## Extracted text
Drawing a ‘bright line’ rule over AI inventorship

The US Court of Appeals for the Federal Circuit has rejected an attempt by researcher Stephen Thaler to name an artificial intelligence (AI) machine that he created as the inventor of two patents.

This decision upholds a September decision by a Virginia federal judge.

More clarity

In the ruling handed down on August 5, the three-judge panel stated that the US Patent Act is clear that only human beings qualify as inventors, and that only natural persons can be an inventor under the law.

This decision follows a similar overseas ruling in a case involving Thaler where the board that oversees the European Patent Office appeals also determined that AI cannot be listed as an inventor on patents.

So does this end the question of whether AI can be an inventor on patents? And what  will this mean for AI in the IP space moving forward?

The Federal Circuit’s decision does provide a nominal bright line rule requiring an ‘inventor’ to be a human.

This provides clarity on the front end, supporting the US Patent and Trademark Office’s decision to reject patent applications where the inventor is declared to be AI.

The record on appeal meant that the court was able to resolve a pure question of law —because the applicant was declared to be AI.

Complex questions remain

The more complex question that the court did not have to confront in this case is what level of reliance on AI in the invention process would deprive a human from having standing to claim inventorship.

Put another way, if AI is used as a tool to create an invention, then, just as with more traditional inventions, the use of tools to carry out an invention does not bar an applicant’s claim of inventorship.

But, under the current Federal Circuit ruling, if the role of AI in the inventive process rises to the level of an inventor, then the invention is disqualified from eligibility for patent protection.

This is a factual question with perhaps some very difficult ‘line drawing’ that was avoided by the Thaler case, that may well lie ahead in other cases.

Note that this type of line drawing is not unprecedented.

Our analysis of inventorship under US law routinely requires consideration of whether the contributions of human collaborators make them an inventor.

If so, the human is named on the patent application as an inventor and prosecution of the patent moves forward. Under the Thaler ruling, however, if the same inventorship analysis concludes that AI is an inventor, because AI can’t be named as an inventor, the AI claims are ineligible for patent protection.

The ruling touches on the key issue of whether an AI should own property. Under US law, patent ownership initially vests with the inventor.

A patent is a property right that can be assigned, sold, pledged as collateral, licensed, enforced in court, etc.

If AI were permitted to be an inventor it would, through the grant of a patent, have a property right.  This raises a policy question: do we want AI to have property rights (or any type of rights)?

Long-term forecast

AI, once only a research challenge, is now becoming a commodity technology that is omnipresent in many commercial products.

As technology evolves, AI is developing intelligence evolving towards being able to meet the requirements articulated in the law separating assistants and tools from being inventors.

Long term, a bright line rule potentially eliminating an entire class of technology from patent eligibility could foreclose economic progress in some sectors. Conversely, adapting patent rules to meet AI technology as it evolves could promote innovation if balanced against other policy and statutory constraints.

## Stated goal 1
According to the article on AI inventorship, what can be done with a patent as a property right?
The listing has no connection to the article on AI inventorship.

## Dataset entries
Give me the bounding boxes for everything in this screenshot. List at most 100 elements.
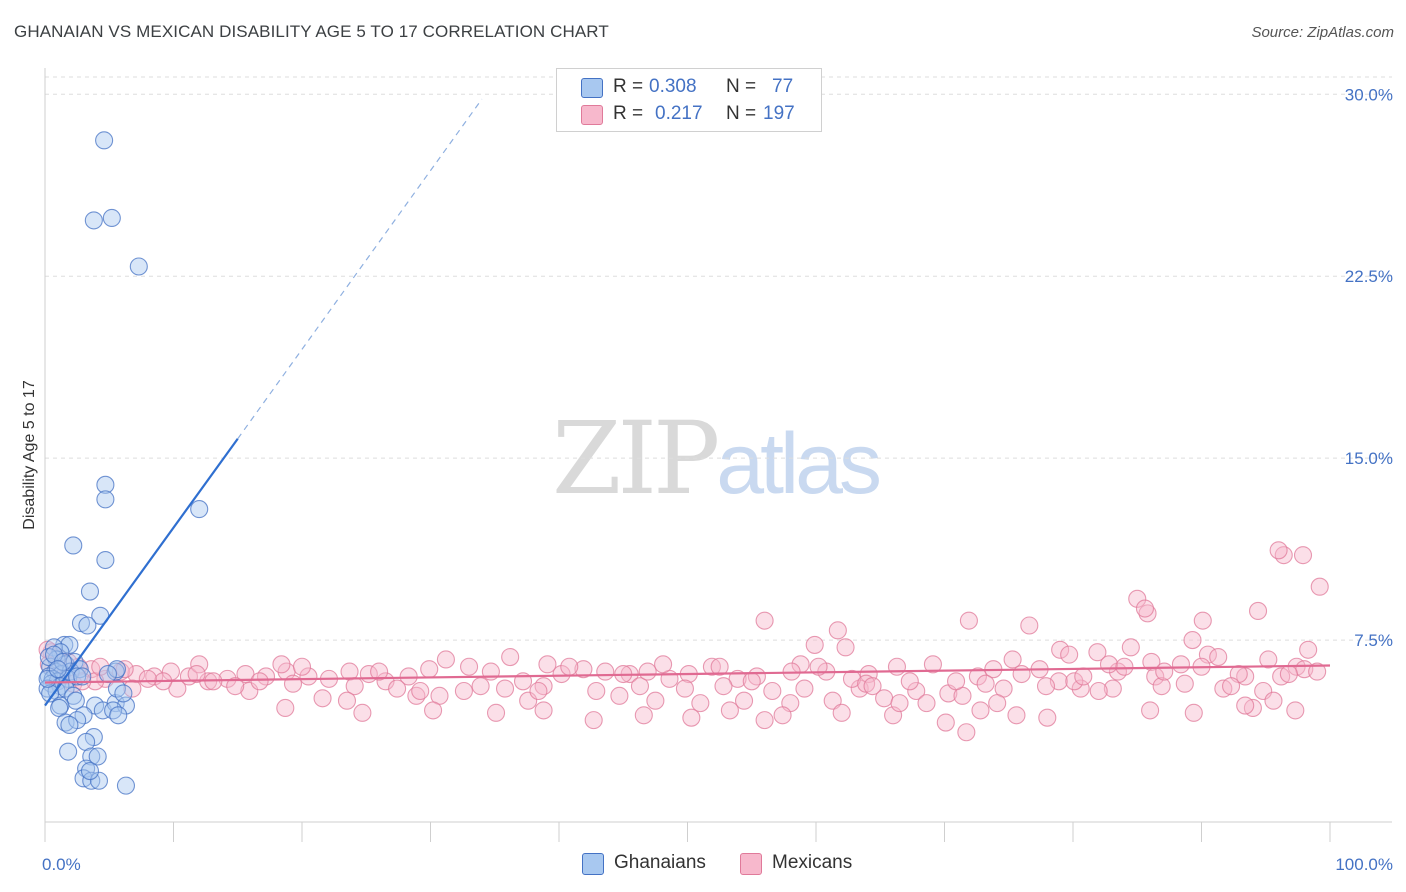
mexicans-point [763,681,782,701]
mexicans-point [720,701,739,720]
mexicans-point [832,703,851,722]
mexicans-point [340,662,359,681]
mexicans-point [1115,657,1134,676]
mexicans-point [1088,643,1107,662]
mexicans-point [1274,546,1293,565]
mexicans-point [534,677,553,696]
mexicans-point [610,686,629,705]
legend-n-value: 77 [772,76,794,97]
mexicans-point [755,611,774,630]
mexicans-point [370,662,389,681]
mexicans-point [923,655,942,674]
mexicans-point [1310,577,1329,596]
source-label: Source: ZipAtlas.com [1251,24,1394,41]
y-axis-title: Disability Age 5 to 17 [21,380,38,530]
mexicans-point [1103,679,1122,698]
axes [44,68,1392,842]
mexicans-point [420,660,439,679]
mexicans-point [187,664,206,684]
ghanaians-point [96,490,115,509]
bottom-legend-ghanaians[interactable]: Ghanaians [582,852,722,876]
mexicans-point [755,711,774,730]
legend-row-ghanaians: R = 0.308 N = 77 [557,75,821,101]
mexicans-point [682,708,701,727]
ghanaians-point [129,257,148,276]
ghanaians-point [80,582,100,601]
ghanaians-point [98,664,118,684]
ghanaians-point [82,747,101,766]
mexicans-point [842,669,862,688]
trend-lines [44,98,1331,707]
mexicans-point [1065,672,1084,691]
mexicans-point [584,711,603,730]
mexicans-point [1038,708,1057,727]
axis-labels: 7.5% 15.0% 22.5% 30.0% 0.0% 100.0% Disability … [21,85,1393,874]
mexicans-point [501,647,520,667]
legend-r-label: R = [613,103,644,124]
mexicans-point [218,669,237,688]
ghanaians-point [104,701,123,720]
mexicans-point [1089,681,1108,701]
mexicans-point [1051,640,1070,659]
mexicans-point [123,679,142,698]
legend-box: R = 0.308 N = 77 R = 0.217 N = 197 [556,68,822,132]
ghanaians-point [84,211,103,230]
mexicans-point [1209,647,1228,667]
mexicans-point [809,657,828,676]
mexicans-point [1269,541,1288,560]
x-tick-label-max: 100.0% [1335,855,1393,874]
mexicans-point [1135,599,1155,618]
mexicans-point [638,662,657,681]
mexicans-point [887,657,907,676]
mexicans-point [1003,650,1022,669]
ghanaians-point [64,686,83,705]
watermark-atlas: atlas [716,416,882,512]
mexicans-point [411,681,430,701]
ghanaians-point [82,771,101,790]
mexicans-point [947,672,966,691]
mexicans-point [1121,638,1140,657]
mexicans-point [337,691,357,710]
mexicans-point [299,667,318,686]
ghanaians-point [80,762,100,781]
ghanaians-point [95,131,114,150]
mexicans-point [971,701,990,720]
chart-title: GHANAIAN VS MEXICAN DISABILITY AGE 5 TO … [14,22,609,41]
ghanaians-point [107,660,127,679]
mexicans-point [1184,703,1203,722]
bottom-legend-mexicans[interactable]: Mexicans [740,852,870,876]
mexicans-point [560,657,579,676]
y-tick-label: 7.5% [1354,631,1393,650]
mexicans-point [823,691,842,710]
ghanaians-trend-extension [237,98,483,440]
mexicans-point [552,664,571,684]
mexicans-point [728,669,747,688]
mexicans-point [691,694,710,713]
ghanaians-point [114,684,133,703]
mexicans-point [959,611,978,630]
ghanaians-point [68,667,87,686]
mexicans-point [1074,667,1093,686]
mexicans-point [596,662,615,681]
mexicans-point [773,706,792,725]
ghanaians-point [77,732,96,751]
mexicans-point [424,701,443,720]
mexicans-point [292,657,312,676]
mexicans-point [313,689,332,708]
mexicans-point [353,703,372,722]
mexicans-point [1138,604,1157,623]
legend-row-mexicans: R = 0.217 N = 197 [557,102,821,128]
mexicans-point [1222,677,1241,696]
mexicans-label: Mexicans [772,852,853,873]
mexicans-point [236,664,255,684]
mexicans-point [742,672,761,691]
mexicans-point [1152,677,1171,696]
mexicans-point [988,694,1007,713]
ghanaians-point [116,776,136,795]
mexicans-point [646,691,665,710]
mexicans-point [917,694,936,713]
ghanaians-point [64,536,83,555]
mexicans-point [1193,611,1212,630]
mexicans-point [486,703,506,722]
legend-r-value: 0.308 [649,76,697,97]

## Stated goal 2
Can you extract, word for word, the part of the listing that opens with the line containing "mexicans-point [763,681,782,701]" and closes with the line containing "mexicans-point [610,686,629,705]", including both of those lines?

## Full solution 1
assigned, sold, pledged as collateral, licensed, enforced in court

## Full solution 2
mexicans-point [763,681,782,701]
mexicans-point [720,701,739,720]
mexicans-point [832,703,851,722]
mexicans-point [340,662,359,681]
mexicans-point [1115,657,1134,676]
mexicans-point [1088,643,1107,662]
mexicans-point [1274,546,1293,565]
mexicans-point [534,677,553,696]
mexicans-point [610,686,629,705]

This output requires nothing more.